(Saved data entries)
##########

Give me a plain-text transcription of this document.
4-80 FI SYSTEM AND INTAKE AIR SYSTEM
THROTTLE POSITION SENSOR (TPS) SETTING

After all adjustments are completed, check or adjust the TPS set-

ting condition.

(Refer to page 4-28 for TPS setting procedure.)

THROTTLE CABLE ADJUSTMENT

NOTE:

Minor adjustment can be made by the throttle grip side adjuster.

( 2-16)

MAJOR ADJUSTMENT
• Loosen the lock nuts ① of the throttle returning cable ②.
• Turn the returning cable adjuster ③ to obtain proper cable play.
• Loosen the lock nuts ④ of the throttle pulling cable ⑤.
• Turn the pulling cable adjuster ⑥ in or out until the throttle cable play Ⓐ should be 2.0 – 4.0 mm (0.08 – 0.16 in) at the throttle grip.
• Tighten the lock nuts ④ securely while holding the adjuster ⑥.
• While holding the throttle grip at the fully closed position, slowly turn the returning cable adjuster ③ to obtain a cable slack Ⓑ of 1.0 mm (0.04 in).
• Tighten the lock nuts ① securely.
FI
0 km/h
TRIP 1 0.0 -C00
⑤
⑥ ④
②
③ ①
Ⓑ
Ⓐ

##########

▸ STATED TASK:
In the material above, find each line that contains the word "obtain", and select it.

▸ RESPONSE:
• Turn the returning cable adjuster ③ to obtain proper cable play.
• While holding the throttle grip at the fully closed position, slowly turn the returning cable adjuster ③ to obtain a cable slack Ⓑ of 1.0 mm (0.04 in).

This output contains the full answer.